------ Records for this exercise ------
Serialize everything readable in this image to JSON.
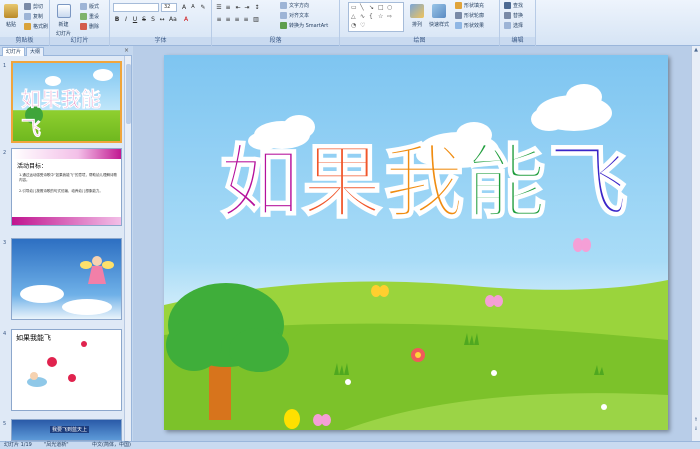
{
  "ribbon": {
    "clipboard": {
      "paste": "粘贴",
      "cut": "剪切",
      "copy": "复制",
      "format_painter": "格式刷",
      "label": "剪贴板"
    },
    "slides": {
      "new_slide": "新建",
      "new_slide_2": "幻灯片",
      "layout": "版式",
      "reset": "重设",
      "delete": "删除",
      "label": "幻灯片"
    },
    "font": {
      "font_name": "",
      "font_size": "32",
      "label": "字体"
    },
    "paragraph": {
      "text_direction": "文字方向",
      "align_text": "对齐文本",
      "convert_smartart": "转换为 SmartArt",
      "label": "段落"
    },
    "drawing": {
      "arrange": "排列",
      "quick_styles": "快速样式",
      "shape_fill": "形状填充",
      "shape_outline": "形状轮廓",
      "shape_effects": "形状效果",
      "label": "绘图"
    },
    "editing": {
      "find": "查找",
      "replace": "替换",
      "select": "选择",
      "label": "编辑"
    }
  },
  "panel": {
    "tabs": [
      "幻灯片",
      "大纲"
    ],
    "close": "×",
    "slide_numbers": [
      "1",
      "2",
      "3",
      "4",
      "5"
    ],
    "thumb1_title": "如果我能飞",
    "thumb2_heading": "活动目标：",
    "thumb2_bullets": [
      "1.通过运动感受诗歌中“如果我能飞”的意境，帮助幼儿理解诗歌内容。",
      "2.引导幼儿按照诗歌的句式仿编，培养幼儿想象能力。"
    ],
    "thumb4_title": "如果我能飞",
    "thumb5_caption": "我要飞到蓝天上"
  },
  "slide": {
    "title_chars": [
      "如",
      "果",
      "我",
      "能",
      "飞"
    ],
    "title_colors": [
      "#b5109b",
      "#f0562a",
      "#f08c10",
      "#1f9d3c",
      "#3a25c8"
    ]
  },
  "status": {
    "slide_info": "幻灯片 1/19",
    "theme": "\"凤光道新\"",
    "language": "中文(简体，中国)"
  },
  "colors": {
    "ribbon_bg": "#dfe9f6",
    "accent_selected": "#f0a53c",
    "sky": "#7ec5f1",
    "grass": "#8fcf2f"
  }
}
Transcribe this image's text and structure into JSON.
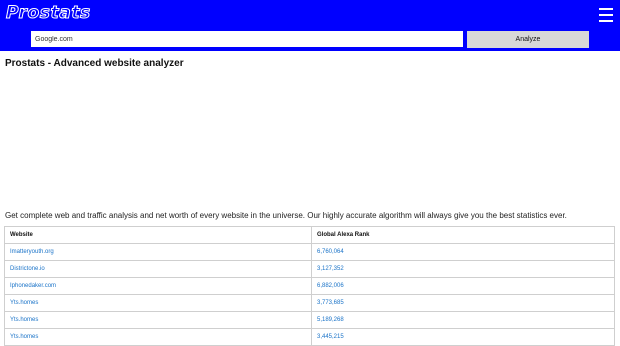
{
  "header": {
    "logo": "Prostats"
  },
  "search": {
    "value": "Google.com",
    "placeholder": ""
  },
  "analyze_label": "Analyze",
  "page_title": "Prostats - Advanced website analyzer",
  "description": "Get complete web and traffic analysis and net worth of every website in the universe. Our highly accurate algorithm will always give you the best statistics ever.",
  "table": {
    "headers": [
      "Website",
      "Global Alexa Rank"
    ],
    "rows": [
      {
        "site": "Imatteryouth.org",
        "rank": "6,760,064"
      },
      {
        "site": "Districtone.io",
        "rank": "3,127,352"
      },
      {
        "site": "Iphonedaker.com",
        "rank": "6,882,006"
      },
      {
        "site": "Yts.homes",
        "rank": "3,773,685"
      },
      {
        "site": "Yts.homes",
        "rank": "5,189,268"
      },
      {
        "site": "Yts.homes",
        "rank": "3,445,215"
      }
    ]
  },
  "colors": {
    "header_bg": "#0000ff",
    "link": "#1a73c8"
  }
}
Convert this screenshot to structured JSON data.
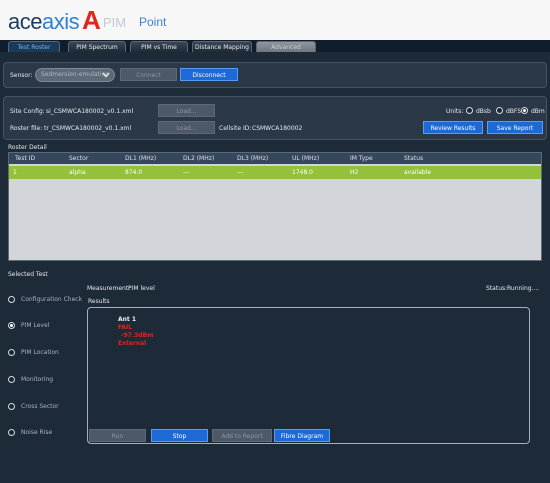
{
  "header": {
    "logo": {
      "ace": "ace",
      "axis": "axis",
      "a": "A",
      "pim": "PIM",
      "point": "Point"
    }
  },
  "tabs": [
    {
      "label": "Test Roster",
      "state": "active"
    },
    {
      "label": "PIM Spectrum",
      "state": "normal"
    },
    {
      "label": "PIM vs Time",
      "state": "normal"
    },
    {
      "label": "Distance Mapping",
      "state": "normal"
    },
    {
      "label": "Advanced",
      "state": "disabled"
    }
  ],
  "sensor": {
    "label": "Sensor:",
    "value": "Sedmersion-emulation",
    "connect_label": "Connect",
    "disconnect_label": "Disconnect"
  },
  "config": {
    "site_config_label": "Site Config:",
    "site_config_value": "si_CSMWCA180002_v0.1.xml",
    "roster_file_label": "Roster file:",
    "roster_file_value": "tr_CSMWCA180002_v0.1.xml",
    "load_label": "Load...",
    "cellsite_label": "Cellsite ID:",
    "cellsite_value": "CSMWCA180002",
    "units_label": "Units:",
    "units": [
      "dBsb",
      "dBFS",
      "dBm"
    ],
    "units_selected": "dBm",
    "review_label": "Review Results",
    "save_label": "Save Report"
  },
  "roster": {
    "title": "Roster Detail",
    "columns": [
      "Test ID",
      "Sector",
      "DL1 (MHz)",
      "DL2 (MHz)",
      "DL3 (MHz)",
      "UL (MHz)",
      "IM Type",
      "Status"
    ],
    "rows": [
      [
        "1",
        "alpha",
        "874.0",
        "---",
        "---",
        "1748.0",
        "H2",
        "available"
      ]
    ],
    "row_color": "#93c13a"
  },
  "selected_test": {
    "title": "Selected Test",
    "measurement_label": "Measurement:",
    "measurement_value": "PIM level",
    "status_label": "Status:",
    "status_value": "Running....",
    "results_label": "Results",
    "tests": [
      {
        "label": "Configuration Check",
        "selected": false
      },
      {
        "label": "PIM Level",
        "selected": true
      },
      {
        "label": "PIM Location",
        "selected": false
      },
      {
        "label": "Monitoring",
        "selected": false
      },
      {
        "label": "Cross Sector",
        "selected": false
      },
      {
        "label": "Noise Rise",
        "selected": false
      }
    ],
    "results": {
      "ant": "Ant 1",
      "verdict": "FAIL",
      "value": "-97.3dBm",
      "location": "External"
    },
    "buttons": {
      "run": "Run",
      "stop": "Stop",
      "add_report": "Add to Report",
      "fibre": "Fibre Diagram"
    }
  },
  "colors": {
    "accent": "#1d6ad6",
    "fail": "#e0251b",
    "available": "#93c13a"
  }
}
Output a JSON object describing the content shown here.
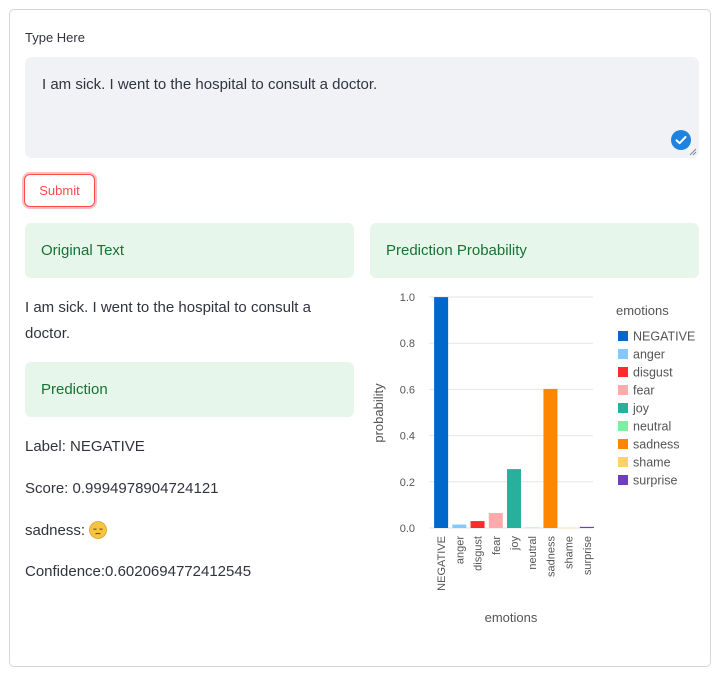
{
  "input": {
    "label": "Type Here",
    "value": "I am sick. I went to the hospital to consult a doctor."
  },
  "submit_label": "Submit",
  "left": {
    "original_header": "Original Text",
    "original_line1": "I am sick. I went to the hospital to consult a",
    "original_line2": "doctor.",
    "prediction_header": "Prediction",
    "label_text": "Label: NEGATIVE",
    "score_text": "Score: 0.9994978904724121",
    "emotion_text": "sadness:",
    "emotion_icon": "pensive-face-emoji",
    "confidence_text": "Confidence:0.6020694772412545"
  },
  "right": {
    "probability_header": "Prediction Probability"
  },
  "chart_data": {
    "type": "bar",
    "xlabel": "emotions",
    "ylabel": "probability",
    "ylim": [
      0,
      1.0
    ],
    "yticks": [
      "0.0",
      "0.2",
      "0.4",
      "0.6",
      "0.8",
      "1.0"
    ],
    "grid": true,
    "legend_title": "emotions",
    "legend_position": "right",
    "categories": [
      "NEGATIVE",
      "anger",
      "disgust",
      "fear",
      "joy",
      "neutral",
      "sadness",
      "shame",
      "surprise"
    ],
    "values": [
      0.9995,
      0.015,
      0.03,
      0.065,
      0.255,
      0.002,
      0.602,
      0.001,
      0.005
    ],
    "colors": [
      "#0068c9",
      "#83c9ff",
      "#ff2b2b",
      "#ffabab",
      "#29b09d",
      "#7defa1",
      "#ff8700",
      "#ffd16a",
      "#6d3fc0"
    ]
  }
}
------
▶ Brief:
Locate the lines above that hold the word "JSON". Show every one of them.

▶ Task result:
Serialize everything readable in this image to JSON.
Transcribe this image's text and structure into JSON.
Convert this screenshot to structured JSON data.
Output a JSON object describing the content shown here.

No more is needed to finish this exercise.